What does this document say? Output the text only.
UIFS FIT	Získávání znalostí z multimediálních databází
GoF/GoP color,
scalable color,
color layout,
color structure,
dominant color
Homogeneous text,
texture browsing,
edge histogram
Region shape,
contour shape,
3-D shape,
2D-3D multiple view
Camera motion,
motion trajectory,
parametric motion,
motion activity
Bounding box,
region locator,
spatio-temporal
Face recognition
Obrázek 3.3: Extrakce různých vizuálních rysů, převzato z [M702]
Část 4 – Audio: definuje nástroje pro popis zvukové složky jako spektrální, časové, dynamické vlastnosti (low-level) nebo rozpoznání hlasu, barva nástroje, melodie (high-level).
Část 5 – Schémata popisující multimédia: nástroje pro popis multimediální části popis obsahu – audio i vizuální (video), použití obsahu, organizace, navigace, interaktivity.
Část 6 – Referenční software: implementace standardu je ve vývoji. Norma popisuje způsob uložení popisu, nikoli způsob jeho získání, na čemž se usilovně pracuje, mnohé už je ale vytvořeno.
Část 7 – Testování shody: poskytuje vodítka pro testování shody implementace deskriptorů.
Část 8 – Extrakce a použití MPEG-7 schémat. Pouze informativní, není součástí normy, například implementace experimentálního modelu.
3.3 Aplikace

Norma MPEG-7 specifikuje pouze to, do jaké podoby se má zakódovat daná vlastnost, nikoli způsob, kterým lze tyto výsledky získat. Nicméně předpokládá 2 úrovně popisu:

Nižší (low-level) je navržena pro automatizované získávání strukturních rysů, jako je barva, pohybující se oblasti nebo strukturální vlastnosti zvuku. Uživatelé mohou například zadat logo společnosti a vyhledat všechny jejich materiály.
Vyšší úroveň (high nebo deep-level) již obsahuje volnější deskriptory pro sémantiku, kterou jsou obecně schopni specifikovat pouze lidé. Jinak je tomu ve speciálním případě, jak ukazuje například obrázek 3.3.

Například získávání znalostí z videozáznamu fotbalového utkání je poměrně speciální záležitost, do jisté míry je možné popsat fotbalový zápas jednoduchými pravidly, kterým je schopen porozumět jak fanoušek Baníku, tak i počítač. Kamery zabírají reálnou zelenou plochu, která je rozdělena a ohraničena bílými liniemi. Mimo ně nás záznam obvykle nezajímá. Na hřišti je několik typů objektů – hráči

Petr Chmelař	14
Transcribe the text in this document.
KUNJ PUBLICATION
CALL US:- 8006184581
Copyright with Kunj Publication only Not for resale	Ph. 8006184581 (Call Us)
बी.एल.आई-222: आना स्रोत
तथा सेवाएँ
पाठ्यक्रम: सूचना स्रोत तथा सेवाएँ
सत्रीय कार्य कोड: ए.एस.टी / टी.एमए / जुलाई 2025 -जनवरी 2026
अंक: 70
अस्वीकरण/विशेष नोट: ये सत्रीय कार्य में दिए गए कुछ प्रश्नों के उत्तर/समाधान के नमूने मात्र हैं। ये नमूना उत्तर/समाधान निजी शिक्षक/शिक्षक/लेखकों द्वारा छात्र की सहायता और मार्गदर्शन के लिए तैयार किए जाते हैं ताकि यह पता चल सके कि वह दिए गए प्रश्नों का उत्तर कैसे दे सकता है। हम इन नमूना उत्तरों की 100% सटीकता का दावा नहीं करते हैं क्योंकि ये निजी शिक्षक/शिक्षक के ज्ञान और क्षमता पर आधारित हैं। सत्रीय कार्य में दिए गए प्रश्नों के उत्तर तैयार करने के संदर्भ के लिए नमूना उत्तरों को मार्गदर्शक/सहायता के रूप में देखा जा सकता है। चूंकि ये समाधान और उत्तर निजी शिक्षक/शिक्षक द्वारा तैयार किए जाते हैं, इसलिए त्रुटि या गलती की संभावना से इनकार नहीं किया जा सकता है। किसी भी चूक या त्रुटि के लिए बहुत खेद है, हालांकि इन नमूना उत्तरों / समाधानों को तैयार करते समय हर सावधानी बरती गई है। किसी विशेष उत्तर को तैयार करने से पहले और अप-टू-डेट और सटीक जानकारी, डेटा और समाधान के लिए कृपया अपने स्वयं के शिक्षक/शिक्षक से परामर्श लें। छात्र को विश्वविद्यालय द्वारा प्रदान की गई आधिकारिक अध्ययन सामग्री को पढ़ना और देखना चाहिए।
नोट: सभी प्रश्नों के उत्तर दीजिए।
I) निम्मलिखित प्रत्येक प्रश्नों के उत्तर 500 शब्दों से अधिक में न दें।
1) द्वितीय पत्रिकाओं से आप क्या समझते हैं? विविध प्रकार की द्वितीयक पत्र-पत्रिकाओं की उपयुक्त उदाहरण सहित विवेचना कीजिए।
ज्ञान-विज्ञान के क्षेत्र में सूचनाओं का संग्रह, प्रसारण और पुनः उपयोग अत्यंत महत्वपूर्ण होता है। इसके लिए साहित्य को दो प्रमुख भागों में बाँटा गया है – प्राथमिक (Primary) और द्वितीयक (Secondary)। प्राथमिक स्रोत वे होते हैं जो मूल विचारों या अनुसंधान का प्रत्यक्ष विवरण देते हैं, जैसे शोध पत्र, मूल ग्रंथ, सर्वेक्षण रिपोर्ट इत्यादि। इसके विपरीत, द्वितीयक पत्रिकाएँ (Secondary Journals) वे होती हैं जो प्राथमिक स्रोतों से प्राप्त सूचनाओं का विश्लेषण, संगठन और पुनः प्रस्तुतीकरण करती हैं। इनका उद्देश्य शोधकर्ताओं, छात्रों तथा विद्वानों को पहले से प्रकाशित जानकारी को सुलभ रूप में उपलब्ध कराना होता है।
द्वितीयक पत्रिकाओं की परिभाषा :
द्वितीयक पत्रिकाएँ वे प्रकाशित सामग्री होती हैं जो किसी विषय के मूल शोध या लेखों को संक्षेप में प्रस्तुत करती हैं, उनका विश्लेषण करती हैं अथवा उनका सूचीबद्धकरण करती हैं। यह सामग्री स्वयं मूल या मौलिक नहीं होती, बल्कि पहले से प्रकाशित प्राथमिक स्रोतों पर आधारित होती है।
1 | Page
----
• PROBLEM TO WORK ON:
Retype the records above exactly.

• COMPLETE RESPONSE:
What does this document say? Output the text only.
UIFS FIT	Získávání znalostí z multimediálních databází
GoF/GoP color,
scalable color,
color layout,
color structure,
dominant color
Homogeneous text,
texture browsing,
edge histogram
Region shape,
contour shape,
3-D shape,
2D-3D multiple view
Camera motion,
motion trajectory,
parametric motion,
motion activity
Bounding box,
region locator,
spatio-temporal
Face recognition
Obrázek 3.3: Extrakce různých vizuálních rysů, převzato z [M702]
Část 4 – Audio: definuje nástroje pro popis zvukové složky jako spektrální, časové, dynamické vlastnosti (low-level) nebo rozpoznání hlasu, barva nástroje, melodie (high-level).
Část 5 – Schémata popisující multimédia: nástroje pro popis multimediální části popis obsahu – audio i vizuální (video), použití obsahu, organizace, navigace, interaktivity.
Část 6 – Referenční software: implementace standardu je ve vývoji. Norma popisuje způsob uložení popisu, nikoli způsob jeho získání, na čemž se usilovně pracuje, mnohé už je ale vytvořeno.
Část 7 – Testování shody: poskytuje vodítka pro testování shody implementace deskriptorů.
Část 8 – Extrakce a použití MPEG-7 schémat. Pouze informativní, není součástí normy, například implementace experimentálního modelu.
3.3 Aplikace

Norma MPEG-7 specifikuje pouze to, do jaké podoby se má zakódovat daná vlastnost, nikoli způsob, kterým lze tyto výsledky získat. Nicméně předpokládá 2 úrovně popisu:

Nižší (low-level) je navržena pro automatizované získávání strukturních rysů, jako je barva, pohybující se oblasti nebo strukturální vlastnosti zvuku. Uživatelé mohou například zadat logo společnosti a vyhledat všechny jejich materiály.
Vyšší úroveň (high nebo deep-level) již obsahuje volnější deskriptory pro sémantiku, kterou jsou obecně schopni specifikovat pouze lidé. Jinak je tomu ve speciálním případě, jak ukazuje například obrázek 3.3.

Například získávání znalostí z videozáznamu fotbalového utkání je poměrně speciální záležitost, do jisté míry je možné popsat fotbalový zápas jednoduchými pravidly, kterým je schopen porozumět jak fanoušek Baníku, tak i počítač. Kamery zabírají reálnou zelenou plochu, která je rozdělena a ohraničena bílými liniemi. Mimo ně nás záznam obvykle nezajímá. Na hřišti je několik typů objektů – hráči

Petr Chmelař	14
Transcribe the text in this document.
KUNJ PUBLICATION
CALL US:- 8006184581
Copyright with Kunj Publication only Not for resale	Ph. 8006184581 (Call Us)
बी.एल.आई-222: आना स्रोत
तथा सेवाएँ
पाठ्यक्रम: सूचना स्रोत तथा सेवाएँ
सत्रीय कार्य कोड: ए.एस.टी / टी.एमए / जुलाई 2025 -जनवरी 2026
अंक: 70
अस्वीकरण/विशेष नोट: ये सत्रीय कार्य में दिए गए कुछ प्रश्नों के उत्तर/समाधान के नमूने मात्र हैं। ये नमूना उत्तर/समाधान निजी शिक्षक/शिक्षक/लेखकों द्वारा छात्र की सहायता और मार्गदर्शन के लिए तैयार किए जाते हैं ताकि यह पता चल सके कि वह दिए गए प्रश्नों का उत्तर कैसे दे सकता है। हम इन नमूना उत्तरों की 100% सटीकता का दावा नहीं करते हैं क्योंकि ये निजी शिक्षक/शिक्षक के ज्ञान और क्षमता पर आधारित हैं। सत्रीय कार्य में दिए गए प्रश्नों के उत्तर तैयार करने के संदर्भ के लिए नमूना उत्तरों को मार्गदर्शक/सहायता के रूप में देखा जा सकता है। चूंकि ये समाधान और उत्तर निजी शिक्षक/शिक्षक द्वारा तैयार किए जाते हैं, इसलिए त्रुटि या गलती की संभावना से इनकार नहीं किया जा सकता है। किसी भी चूक या त्रुटि के लिए बहुत खेद है, हालांकि इन नमूना उत्तरों / समाधानों को तैयार करते समय हर सावधानी बरती गई है। किसी विशेष उत्तर को तैयार करने से पहले और अप-टू-डेट और सटीक जानकारी, डेटा और समाधान के लिए कृपया अपने स्वयं के शिक्षक/शिक्षक से परामर्श लें। छात्र को विश्वविद्यालय द्वारा प्रदान की गई आधिकारिक अध्ययन सामग्री को पढ़ना और देखना चाहिए।
नोट: सभी प्रश्नों के उत्तर दीजिए।
I) निम्मलिखित प्रत्येक प्रश्नों के उत्तर 500 शब्दों से अधिक में न दें।
1) द्वितीय पत्रिकाओं से आप क्या समझते हैं? विविध प्रकार की द्वितीयक पत्र-पत्रिकाओं की उपयुक्त उदाहरण सहित विवेचना कीजिए।
ज्ञान-विज्ञान के क्षेत्र में सूचनाओं का संग्रह, प्रसारण और पुनः उपयोग अत्यंत महत्वपूर्ण होता है। इसके लिए साहित्य को दो प्रमुख भागों में बाँटा गया है – प्राथमिक (Primary) और द्वितीयक (Secondary)। प्राथमिक स्रोत वे होते हैं जो मूल विचारों या अनुसंधान का प्रत्यक्ष विवरण देते हैं, जैसे शोध पत्र, मूल ग्रंथ, सर्वेक्षण रिपोर्ट इत्यादि। इसके विपरीत, द्वितीयक पत्रिकाएँ (Secondary Journals) वे होती हैं जो प्राथमिक स्रोतों से प्राप्त सूचनाओं का विश्लेषण, संगठन और पुनः प्रस्तुतीकरण करती हैं। इनका उद्देश्य शोधकर्ताओं, छात्रों तथा विद्वानों को पहले से प्रकाशित जानकारी को सुलभ रूप में उपलब्ध कराना होता है।
द्वितीयक पत्रिकाओं की परिभाषा :
द्वितीयक पत्रिकाएँ वे प्रकाशित सामग्री होती हैं जो किसी विषय के मूल शोध या लेखों को संक्षेप में प्रस्तुत करती हैं, उनका विश्लेषण करती हैं अथवा उनका सूचीबद्धकरण करती हैं। यह सामग्री स्वयं मूल या मौलिक नहीं होती, बल्कि पहले से प्रकाशित प्राथमिक स्रोतों पर आधारित होती है।
1 | Page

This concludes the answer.